*Problem statement:*
Show all lines holding the string "Seconds".

Records excerpted from a collection

--- --- ---

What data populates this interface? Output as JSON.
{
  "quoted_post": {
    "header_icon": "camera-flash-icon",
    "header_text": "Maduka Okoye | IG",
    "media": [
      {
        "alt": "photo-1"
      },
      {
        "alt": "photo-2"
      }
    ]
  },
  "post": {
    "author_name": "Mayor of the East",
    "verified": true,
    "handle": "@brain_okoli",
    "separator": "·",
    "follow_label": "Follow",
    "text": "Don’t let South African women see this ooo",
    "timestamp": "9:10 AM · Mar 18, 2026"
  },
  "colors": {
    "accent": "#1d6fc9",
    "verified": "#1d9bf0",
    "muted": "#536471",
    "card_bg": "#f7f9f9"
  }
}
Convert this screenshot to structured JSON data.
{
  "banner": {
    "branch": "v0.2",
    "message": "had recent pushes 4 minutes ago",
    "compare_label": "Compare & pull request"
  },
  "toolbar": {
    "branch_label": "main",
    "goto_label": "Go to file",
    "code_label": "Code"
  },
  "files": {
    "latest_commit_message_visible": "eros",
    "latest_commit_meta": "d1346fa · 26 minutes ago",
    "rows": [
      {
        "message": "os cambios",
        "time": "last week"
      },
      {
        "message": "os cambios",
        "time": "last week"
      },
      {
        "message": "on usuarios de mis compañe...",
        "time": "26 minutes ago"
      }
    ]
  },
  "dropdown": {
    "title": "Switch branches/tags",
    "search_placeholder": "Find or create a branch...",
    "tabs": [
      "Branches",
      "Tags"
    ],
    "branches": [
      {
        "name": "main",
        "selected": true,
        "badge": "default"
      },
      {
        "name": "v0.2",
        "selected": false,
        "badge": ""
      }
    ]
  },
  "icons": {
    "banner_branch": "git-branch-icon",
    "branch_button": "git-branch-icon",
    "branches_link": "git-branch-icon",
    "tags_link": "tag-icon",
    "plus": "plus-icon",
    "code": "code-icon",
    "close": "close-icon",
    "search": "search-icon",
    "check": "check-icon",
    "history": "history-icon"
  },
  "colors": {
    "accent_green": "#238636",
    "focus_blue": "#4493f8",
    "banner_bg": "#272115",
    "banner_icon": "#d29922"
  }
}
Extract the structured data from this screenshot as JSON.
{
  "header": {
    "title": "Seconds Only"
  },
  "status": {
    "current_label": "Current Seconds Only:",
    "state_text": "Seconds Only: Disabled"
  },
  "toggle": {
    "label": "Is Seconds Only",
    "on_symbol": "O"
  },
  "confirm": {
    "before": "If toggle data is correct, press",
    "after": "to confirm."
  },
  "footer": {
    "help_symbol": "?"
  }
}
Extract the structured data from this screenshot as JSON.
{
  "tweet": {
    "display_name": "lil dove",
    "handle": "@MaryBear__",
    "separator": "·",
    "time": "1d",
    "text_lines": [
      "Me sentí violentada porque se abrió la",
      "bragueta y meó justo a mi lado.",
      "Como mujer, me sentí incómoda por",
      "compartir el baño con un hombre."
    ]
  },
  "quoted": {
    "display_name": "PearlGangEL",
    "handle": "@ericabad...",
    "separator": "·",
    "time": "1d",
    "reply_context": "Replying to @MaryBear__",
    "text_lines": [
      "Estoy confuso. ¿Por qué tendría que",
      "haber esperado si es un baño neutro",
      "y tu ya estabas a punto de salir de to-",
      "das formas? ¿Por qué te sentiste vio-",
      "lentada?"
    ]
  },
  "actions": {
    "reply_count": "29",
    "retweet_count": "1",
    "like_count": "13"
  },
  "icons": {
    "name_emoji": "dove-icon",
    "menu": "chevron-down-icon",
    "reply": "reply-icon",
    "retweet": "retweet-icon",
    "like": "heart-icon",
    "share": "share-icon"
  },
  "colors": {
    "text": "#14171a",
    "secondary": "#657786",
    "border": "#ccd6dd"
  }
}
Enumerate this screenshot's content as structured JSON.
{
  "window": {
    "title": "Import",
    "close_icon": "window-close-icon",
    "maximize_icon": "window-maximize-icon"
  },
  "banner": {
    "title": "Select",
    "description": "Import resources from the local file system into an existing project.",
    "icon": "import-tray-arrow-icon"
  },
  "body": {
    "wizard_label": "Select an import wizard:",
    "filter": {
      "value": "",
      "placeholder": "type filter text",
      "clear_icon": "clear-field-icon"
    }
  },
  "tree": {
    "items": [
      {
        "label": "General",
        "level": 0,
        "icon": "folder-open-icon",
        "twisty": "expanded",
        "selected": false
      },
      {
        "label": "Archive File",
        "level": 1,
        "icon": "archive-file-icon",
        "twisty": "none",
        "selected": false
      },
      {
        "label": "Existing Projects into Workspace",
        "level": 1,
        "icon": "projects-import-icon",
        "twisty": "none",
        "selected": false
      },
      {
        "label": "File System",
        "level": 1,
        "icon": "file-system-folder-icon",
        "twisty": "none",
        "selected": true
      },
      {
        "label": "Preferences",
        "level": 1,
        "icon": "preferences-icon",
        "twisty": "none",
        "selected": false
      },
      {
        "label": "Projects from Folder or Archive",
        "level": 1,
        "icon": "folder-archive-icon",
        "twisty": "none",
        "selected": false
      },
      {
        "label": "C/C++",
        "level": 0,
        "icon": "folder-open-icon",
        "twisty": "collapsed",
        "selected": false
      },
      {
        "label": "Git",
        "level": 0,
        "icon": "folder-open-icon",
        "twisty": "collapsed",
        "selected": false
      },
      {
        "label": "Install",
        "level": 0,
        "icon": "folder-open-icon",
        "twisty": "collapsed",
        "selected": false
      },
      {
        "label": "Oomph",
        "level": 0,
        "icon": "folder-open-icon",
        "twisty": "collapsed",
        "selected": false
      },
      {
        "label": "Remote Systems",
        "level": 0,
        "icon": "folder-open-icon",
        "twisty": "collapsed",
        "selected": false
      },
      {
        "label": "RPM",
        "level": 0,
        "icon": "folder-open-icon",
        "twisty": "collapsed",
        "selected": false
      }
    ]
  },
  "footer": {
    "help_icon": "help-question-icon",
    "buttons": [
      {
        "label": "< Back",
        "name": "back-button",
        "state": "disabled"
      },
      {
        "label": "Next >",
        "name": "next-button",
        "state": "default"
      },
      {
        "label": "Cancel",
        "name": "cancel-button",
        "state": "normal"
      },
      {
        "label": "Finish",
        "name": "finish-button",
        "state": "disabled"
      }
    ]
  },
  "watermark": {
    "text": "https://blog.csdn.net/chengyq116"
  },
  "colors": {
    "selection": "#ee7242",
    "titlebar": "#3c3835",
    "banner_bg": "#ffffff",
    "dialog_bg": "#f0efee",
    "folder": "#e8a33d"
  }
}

--- --- ---

*Worked answer:*
    "title": "Seconds Only"
    "current_label": "Current Seconds Only:",
    "state_text": "Seconds Only: Disabled"
    "label": "Is Seconds Only",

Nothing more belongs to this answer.